[Begin]

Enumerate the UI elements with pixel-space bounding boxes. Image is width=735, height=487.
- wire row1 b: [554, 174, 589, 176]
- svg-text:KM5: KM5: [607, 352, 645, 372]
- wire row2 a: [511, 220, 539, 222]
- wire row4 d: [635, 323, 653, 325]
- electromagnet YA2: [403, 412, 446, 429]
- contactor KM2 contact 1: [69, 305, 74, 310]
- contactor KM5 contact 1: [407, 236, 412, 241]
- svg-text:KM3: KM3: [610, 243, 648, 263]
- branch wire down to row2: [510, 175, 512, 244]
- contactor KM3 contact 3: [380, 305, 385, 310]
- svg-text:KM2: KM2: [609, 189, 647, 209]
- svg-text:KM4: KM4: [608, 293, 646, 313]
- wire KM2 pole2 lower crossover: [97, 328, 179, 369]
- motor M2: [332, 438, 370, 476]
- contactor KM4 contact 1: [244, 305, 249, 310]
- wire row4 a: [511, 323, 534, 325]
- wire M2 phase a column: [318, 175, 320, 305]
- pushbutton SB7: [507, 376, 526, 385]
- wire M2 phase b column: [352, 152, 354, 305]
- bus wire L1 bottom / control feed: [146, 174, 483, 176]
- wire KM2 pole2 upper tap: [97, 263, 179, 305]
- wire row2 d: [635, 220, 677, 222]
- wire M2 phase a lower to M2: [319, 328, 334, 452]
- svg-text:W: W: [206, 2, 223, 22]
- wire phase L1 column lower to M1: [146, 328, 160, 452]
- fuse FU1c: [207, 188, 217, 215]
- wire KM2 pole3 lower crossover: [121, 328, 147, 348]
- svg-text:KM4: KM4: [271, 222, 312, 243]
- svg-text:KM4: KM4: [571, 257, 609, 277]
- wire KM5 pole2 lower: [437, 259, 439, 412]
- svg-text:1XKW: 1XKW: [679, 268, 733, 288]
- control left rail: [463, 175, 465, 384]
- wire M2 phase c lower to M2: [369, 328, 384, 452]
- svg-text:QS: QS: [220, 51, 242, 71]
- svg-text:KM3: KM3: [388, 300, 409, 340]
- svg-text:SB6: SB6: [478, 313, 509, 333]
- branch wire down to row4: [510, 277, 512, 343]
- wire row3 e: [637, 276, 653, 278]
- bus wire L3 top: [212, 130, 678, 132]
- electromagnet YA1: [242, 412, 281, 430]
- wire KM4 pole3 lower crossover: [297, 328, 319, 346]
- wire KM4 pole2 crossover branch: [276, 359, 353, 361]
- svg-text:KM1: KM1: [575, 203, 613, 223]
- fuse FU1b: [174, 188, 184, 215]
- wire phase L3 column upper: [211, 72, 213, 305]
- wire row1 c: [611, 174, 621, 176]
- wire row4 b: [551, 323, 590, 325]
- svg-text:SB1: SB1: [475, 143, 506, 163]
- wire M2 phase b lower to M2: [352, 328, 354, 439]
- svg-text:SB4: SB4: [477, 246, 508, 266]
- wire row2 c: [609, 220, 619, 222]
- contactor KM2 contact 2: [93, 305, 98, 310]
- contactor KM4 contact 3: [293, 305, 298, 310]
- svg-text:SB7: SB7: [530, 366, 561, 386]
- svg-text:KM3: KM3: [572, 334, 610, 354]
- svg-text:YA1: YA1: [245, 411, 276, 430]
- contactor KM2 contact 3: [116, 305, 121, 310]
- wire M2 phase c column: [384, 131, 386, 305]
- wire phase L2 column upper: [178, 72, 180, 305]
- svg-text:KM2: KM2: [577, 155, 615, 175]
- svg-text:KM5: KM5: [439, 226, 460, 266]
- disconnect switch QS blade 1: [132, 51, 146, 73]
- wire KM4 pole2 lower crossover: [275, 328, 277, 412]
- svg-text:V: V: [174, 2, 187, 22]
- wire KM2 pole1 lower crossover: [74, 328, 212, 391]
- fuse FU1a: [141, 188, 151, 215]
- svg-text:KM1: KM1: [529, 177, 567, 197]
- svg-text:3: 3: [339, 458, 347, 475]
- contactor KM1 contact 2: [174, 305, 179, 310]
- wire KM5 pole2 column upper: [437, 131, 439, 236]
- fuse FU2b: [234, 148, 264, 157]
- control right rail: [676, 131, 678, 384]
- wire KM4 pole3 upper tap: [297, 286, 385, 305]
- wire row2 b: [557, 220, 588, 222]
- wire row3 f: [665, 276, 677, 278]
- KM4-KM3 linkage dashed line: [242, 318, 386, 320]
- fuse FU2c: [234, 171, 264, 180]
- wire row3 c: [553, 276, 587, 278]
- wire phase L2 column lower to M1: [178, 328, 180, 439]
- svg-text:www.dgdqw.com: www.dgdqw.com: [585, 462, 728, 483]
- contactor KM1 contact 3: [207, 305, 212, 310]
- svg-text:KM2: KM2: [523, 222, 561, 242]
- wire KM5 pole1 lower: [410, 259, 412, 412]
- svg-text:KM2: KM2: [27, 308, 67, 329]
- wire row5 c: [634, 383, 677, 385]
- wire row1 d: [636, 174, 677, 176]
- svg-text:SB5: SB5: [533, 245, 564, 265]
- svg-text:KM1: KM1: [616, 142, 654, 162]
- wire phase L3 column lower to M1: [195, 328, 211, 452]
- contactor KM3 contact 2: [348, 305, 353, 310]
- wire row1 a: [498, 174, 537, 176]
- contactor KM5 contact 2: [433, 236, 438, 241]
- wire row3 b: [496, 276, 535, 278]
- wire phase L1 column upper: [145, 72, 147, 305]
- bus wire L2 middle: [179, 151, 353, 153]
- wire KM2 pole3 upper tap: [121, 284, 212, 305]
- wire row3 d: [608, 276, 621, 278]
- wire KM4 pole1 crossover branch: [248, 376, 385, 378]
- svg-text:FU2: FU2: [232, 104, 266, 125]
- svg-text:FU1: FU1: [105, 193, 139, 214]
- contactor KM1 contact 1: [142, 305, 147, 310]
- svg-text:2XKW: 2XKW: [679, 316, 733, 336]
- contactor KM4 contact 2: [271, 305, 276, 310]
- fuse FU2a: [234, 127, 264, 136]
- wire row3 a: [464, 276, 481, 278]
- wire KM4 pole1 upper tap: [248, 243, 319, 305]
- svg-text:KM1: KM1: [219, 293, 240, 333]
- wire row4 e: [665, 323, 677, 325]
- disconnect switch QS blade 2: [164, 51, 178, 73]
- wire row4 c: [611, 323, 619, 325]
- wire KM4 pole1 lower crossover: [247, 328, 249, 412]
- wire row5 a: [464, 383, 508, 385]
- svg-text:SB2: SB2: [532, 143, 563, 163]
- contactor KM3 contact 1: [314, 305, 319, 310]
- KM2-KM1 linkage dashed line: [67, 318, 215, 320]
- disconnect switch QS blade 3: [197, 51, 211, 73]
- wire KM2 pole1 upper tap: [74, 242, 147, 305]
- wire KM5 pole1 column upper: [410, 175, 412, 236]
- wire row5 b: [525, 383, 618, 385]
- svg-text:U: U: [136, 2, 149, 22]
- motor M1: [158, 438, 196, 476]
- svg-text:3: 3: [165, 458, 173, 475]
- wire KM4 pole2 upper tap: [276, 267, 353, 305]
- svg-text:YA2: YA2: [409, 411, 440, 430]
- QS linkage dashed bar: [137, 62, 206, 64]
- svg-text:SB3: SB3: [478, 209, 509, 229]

[End]

**Required task**. Pick out each line in the listing above that contains the word "motor", and copy those lines.

**The response**.
- motor M2: [332, 438, 370, 476]
- motor M1: [158, 438, 196, 476]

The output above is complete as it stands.